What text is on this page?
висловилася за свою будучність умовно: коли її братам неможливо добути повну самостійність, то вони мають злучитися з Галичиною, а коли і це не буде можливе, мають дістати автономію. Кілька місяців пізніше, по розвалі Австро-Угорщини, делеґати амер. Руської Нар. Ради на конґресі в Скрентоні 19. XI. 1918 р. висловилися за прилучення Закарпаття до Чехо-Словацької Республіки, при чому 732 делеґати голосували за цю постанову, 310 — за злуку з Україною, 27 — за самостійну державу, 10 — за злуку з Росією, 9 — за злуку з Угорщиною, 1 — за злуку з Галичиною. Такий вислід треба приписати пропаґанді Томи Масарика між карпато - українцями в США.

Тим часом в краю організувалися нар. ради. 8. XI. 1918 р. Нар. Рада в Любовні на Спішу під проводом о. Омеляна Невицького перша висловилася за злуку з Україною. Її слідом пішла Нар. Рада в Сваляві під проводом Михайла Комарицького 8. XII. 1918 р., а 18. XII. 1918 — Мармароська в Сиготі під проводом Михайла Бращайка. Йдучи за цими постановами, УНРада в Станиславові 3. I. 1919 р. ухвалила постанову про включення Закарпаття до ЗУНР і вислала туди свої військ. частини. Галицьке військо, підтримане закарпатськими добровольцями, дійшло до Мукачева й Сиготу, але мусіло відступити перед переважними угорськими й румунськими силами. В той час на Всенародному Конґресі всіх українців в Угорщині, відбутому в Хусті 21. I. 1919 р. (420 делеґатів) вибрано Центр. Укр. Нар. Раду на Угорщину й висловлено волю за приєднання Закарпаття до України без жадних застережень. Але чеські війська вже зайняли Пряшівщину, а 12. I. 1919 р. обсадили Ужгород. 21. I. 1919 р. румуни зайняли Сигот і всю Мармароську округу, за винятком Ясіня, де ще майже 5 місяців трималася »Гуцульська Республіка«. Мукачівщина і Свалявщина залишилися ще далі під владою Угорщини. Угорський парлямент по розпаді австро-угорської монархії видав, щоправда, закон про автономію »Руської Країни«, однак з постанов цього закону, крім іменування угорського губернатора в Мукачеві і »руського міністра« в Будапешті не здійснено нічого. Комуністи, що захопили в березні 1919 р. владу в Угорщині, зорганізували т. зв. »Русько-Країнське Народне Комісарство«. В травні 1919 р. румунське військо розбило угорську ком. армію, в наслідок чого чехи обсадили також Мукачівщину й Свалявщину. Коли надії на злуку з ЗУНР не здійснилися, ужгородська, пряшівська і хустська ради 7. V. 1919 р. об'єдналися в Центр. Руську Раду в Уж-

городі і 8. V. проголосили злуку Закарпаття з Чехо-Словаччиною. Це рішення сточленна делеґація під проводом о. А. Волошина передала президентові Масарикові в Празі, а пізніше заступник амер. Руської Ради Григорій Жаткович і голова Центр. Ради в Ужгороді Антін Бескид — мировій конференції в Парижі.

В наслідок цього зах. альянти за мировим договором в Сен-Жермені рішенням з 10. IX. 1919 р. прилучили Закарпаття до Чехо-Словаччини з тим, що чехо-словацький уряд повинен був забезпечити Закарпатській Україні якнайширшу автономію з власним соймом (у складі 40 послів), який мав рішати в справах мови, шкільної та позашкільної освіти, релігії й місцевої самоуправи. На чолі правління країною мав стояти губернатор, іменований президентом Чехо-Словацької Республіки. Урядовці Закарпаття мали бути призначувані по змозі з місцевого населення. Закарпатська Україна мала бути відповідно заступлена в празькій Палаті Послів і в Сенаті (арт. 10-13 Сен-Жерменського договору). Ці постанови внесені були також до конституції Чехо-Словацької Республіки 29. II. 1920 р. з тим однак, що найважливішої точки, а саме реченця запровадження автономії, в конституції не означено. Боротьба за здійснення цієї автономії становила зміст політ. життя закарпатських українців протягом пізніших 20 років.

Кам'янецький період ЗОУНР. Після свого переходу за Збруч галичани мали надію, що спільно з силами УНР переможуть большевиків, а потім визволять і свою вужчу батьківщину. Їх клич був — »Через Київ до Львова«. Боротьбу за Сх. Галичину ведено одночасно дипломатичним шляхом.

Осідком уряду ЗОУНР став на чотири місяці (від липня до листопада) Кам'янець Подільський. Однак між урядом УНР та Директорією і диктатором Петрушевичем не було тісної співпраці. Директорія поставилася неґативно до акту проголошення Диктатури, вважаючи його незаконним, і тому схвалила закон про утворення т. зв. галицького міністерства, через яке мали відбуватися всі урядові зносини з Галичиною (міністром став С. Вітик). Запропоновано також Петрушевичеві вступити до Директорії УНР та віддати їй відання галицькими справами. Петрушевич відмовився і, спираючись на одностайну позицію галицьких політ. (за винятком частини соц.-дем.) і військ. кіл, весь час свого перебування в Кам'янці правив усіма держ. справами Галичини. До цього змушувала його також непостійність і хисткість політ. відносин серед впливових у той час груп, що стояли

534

··········

_The exercise_:
Filter the entries above down to the lines containing the word "амер".

_Complete output_:
висловилася за свою будучність умовно: коли її братам неможливо добути повну самостійність, то вони мають злучитися з Галичиною, а коли і це не буде можливе, мають дістати автономію. Кілька місяців пізніше, по розвалі Австро-Угорщини, делеґати амер. Руської Нар. Ради на конґресі в Скрентоні 19. XI. 1918 р. висловилися за прилучення Закарпаття до Чехо-Словацької Республіки, при чому 732 делеґати голосували за цю постанову, 310 — за злуку з Україною, 27 — за самостійну державу, 10 — за злуку з Росією, 9 — за злуку з Угорщиною, 1 — за злуку з Галичиною. Такий вислід треба приписати пропаґанді Томи Масарика між карпато - українцями в США.
городі і 8. V. проголосили злуку Закарпаття з Чехо-Словаччиною. Це рішення сточленна делеґація під проводом о. А. Волошина передала президентові Масарикові в Празі, а пізніше заступник амер. Руської Ради Григорій Жаткович і голова Центр. Ради в Ужгороді Антін Бескид — мировій конференції в Парижі.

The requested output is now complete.